If There is a Decision to be Made, there is Risk for Bias
In the last decade, advances in data science and engineering have made possible to develop various data products across the industry. Problems that not so long ago were treated as very difficult for machines to tackle are now solved (to some extent) and available at large scale capacities.
These include many perceptual-like tasks in computer vision, speech recognition, and natural language processing (NLP). Nowadays, we can contract large-scale deep learning-based vision systems that can recognize and verify faces on images and videos. In the same way, we can take advantage of large-scaled language models to build conversational bots, analyze large bodies of text to find common patterns, or use translation systems that can work on nearly any modern language. All this, just one click away.
It does not stop there. Machine learning systems are being used to decide if someone should receive loans from a bank, send people to jail, or determine the optimal locations where extra police force should be sent.
Though many people see these late advances as a good thing (and in fact, they could be), there is a problem that can easily outweigh the possible benefits of each of these solutions. A problem that relates to our deepest social issues and can show up on pretty much any stage of a machine learning project lifecycle.
That is the problem of bias.
To begin our discussion, it is important to understand that bias is a vast topic, and it does not necessarily relate to machine learning development. Here, we are going to focus on how bias can infiltrate machine learning systems, in various stages of development. However, bias in technology can happen anywhere and a clear example dates back to the 70s, when the first cameras and microphones were being developed.
To have an idea, pictures of black people did not look as good as pictures of white people simply because engineers and stakeholders decided to use white skin as a measure of quality. The story is very well told on this article from the New York Times by Sarah Lewis: The Racial Bias Built Into Photography. Long story short, to develop color-film technology, lab-technicians would use a photo of a white woman with brown hair as a measure of quality to calibrate the colors on the pictures. This picture is well known as a Shirley card and you can see it below.
Similarly, the first microphones and speakers were not good at capturing the tonality difference between men and women.

=== Dataset ===

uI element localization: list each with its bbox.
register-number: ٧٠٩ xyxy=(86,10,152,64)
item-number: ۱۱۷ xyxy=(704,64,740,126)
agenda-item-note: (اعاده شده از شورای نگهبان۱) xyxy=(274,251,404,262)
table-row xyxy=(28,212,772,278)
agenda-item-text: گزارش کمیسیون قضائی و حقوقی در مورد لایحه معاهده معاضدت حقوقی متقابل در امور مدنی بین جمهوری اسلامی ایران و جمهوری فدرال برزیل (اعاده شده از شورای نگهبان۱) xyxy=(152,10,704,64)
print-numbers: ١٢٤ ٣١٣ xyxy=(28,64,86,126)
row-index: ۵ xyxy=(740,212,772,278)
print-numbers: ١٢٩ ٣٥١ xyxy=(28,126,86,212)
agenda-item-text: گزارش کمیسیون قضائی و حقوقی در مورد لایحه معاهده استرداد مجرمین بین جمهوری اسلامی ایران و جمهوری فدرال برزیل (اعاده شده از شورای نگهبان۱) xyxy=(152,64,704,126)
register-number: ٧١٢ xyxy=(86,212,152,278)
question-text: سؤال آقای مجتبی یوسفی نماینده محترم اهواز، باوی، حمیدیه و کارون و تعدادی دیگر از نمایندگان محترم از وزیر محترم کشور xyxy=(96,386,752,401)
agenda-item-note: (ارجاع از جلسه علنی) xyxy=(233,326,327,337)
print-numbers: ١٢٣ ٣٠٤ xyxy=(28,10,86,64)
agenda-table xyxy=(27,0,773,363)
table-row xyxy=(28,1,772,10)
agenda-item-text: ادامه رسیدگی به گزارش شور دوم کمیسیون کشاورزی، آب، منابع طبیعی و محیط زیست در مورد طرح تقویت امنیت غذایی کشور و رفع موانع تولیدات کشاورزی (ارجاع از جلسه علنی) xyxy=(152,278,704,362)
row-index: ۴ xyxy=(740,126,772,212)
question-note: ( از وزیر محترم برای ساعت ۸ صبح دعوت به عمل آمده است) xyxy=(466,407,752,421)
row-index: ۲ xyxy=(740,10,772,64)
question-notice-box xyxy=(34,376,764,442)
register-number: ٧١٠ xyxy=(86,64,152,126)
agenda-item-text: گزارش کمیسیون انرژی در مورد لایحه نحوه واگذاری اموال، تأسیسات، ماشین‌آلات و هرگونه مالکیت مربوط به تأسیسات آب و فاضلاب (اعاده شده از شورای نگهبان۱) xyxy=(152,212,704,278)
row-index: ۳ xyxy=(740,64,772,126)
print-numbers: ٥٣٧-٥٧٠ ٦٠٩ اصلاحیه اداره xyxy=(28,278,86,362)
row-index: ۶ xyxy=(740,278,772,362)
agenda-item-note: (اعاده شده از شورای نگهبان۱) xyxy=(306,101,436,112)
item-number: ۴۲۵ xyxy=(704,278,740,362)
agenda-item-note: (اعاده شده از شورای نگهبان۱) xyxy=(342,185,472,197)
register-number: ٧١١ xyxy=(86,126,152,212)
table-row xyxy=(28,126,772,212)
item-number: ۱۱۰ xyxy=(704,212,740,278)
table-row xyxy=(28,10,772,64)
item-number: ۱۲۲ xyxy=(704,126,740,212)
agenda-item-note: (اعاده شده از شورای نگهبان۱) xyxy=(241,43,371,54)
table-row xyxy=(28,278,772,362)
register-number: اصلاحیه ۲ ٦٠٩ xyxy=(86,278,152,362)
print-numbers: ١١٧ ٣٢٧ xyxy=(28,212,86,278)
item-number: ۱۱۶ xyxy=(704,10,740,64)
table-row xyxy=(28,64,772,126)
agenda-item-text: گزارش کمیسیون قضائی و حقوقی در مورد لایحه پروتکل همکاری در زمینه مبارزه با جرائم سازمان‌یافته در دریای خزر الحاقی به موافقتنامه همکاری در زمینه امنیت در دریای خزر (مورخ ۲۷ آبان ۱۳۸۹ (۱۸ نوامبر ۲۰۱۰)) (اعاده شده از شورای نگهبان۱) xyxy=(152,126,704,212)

=== What the exercise asks ===
Pick up the article on bias in machine learning right after its last sentence and keep writing it.

=== Right answer ===
If we think about it, these racial biases were built into the algorithms through deliberate decisions made by the hardware engineers responsible for developing these technologies. Just like camera engineers chose to use a white woman with red hair as a measure of goodness, audio engineers took deliberate decisions to optimize the microphones to better capture voice tonalities of men.
In other words, anytime that a decision needs to be taken by a human, bias can and probably will happen.
To get into machine learning development and how bias can be a major factor in it, let’s consider a simplified machine learning lifecycle.
A typical machine learning lifecycle might start with a Scoping stage. At this point, an important decision to be made by the analysts regards the level of performance the machine learning system should have. The machine learning team, along with the stakeholders involved, should decide on a metric to be used as a measure of success. This metric is essential to define baselines and to compare different versions of the same algorithm. Here, there is a decision to be made.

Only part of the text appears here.